Find how many lines in the data below include the word "this", then write only that number.
##### Records to process
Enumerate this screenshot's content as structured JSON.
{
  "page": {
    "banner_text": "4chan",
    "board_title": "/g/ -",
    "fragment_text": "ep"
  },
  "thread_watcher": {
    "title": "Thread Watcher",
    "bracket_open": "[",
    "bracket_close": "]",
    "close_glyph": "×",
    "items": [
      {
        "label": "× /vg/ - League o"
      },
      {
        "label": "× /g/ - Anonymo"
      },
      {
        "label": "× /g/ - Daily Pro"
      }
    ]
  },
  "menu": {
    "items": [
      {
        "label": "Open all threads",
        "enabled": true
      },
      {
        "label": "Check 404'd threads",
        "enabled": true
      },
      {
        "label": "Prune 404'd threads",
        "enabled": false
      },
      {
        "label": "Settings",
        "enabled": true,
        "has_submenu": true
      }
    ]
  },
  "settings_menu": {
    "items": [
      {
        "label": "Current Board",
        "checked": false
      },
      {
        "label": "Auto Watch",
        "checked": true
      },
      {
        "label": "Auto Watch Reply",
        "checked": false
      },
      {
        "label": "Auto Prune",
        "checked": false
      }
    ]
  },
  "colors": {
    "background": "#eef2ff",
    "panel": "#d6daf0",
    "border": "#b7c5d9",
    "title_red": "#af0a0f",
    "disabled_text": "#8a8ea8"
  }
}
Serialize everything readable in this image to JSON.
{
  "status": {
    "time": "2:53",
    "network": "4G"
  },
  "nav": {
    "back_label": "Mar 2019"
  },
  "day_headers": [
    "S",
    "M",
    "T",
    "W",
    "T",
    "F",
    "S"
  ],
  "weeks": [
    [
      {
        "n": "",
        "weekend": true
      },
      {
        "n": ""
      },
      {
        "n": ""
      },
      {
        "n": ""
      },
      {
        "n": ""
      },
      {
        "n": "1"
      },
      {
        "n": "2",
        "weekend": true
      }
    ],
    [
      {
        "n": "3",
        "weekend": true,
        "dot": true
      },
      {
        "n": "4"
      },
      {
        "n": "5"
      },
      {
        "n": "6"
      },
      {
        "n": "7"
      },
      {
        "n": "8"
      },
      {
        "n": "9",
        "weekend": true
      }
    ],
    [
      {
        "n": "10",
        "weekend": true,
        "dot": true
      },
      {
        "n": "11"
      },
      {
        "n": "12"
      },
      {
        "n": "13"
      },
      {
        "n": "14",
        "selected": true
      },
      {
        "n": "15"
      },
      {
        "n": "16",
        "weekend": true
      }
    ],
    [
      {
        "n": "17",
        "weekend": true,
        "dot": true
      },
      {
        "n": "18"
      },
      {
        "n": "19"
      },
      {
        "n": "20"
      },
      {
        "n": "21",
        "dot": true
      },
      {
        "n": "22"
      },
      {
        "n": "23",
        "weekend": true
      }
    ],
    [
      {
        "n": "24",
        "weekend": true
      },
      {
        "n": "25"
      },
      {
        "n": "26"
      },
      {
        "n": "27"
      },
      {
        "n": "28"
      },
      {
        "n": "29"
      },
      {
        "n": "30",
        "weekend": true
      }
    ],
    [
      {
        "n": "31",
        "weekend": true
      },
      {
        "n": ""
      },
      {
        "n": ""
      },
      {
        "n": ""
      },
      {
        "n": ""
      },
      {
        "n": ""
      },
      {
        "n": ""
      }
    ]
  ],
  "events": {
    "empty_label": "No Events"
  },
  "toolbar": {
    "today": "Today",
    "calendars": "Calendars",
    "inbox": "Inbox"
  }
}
##########
== Full response ==
2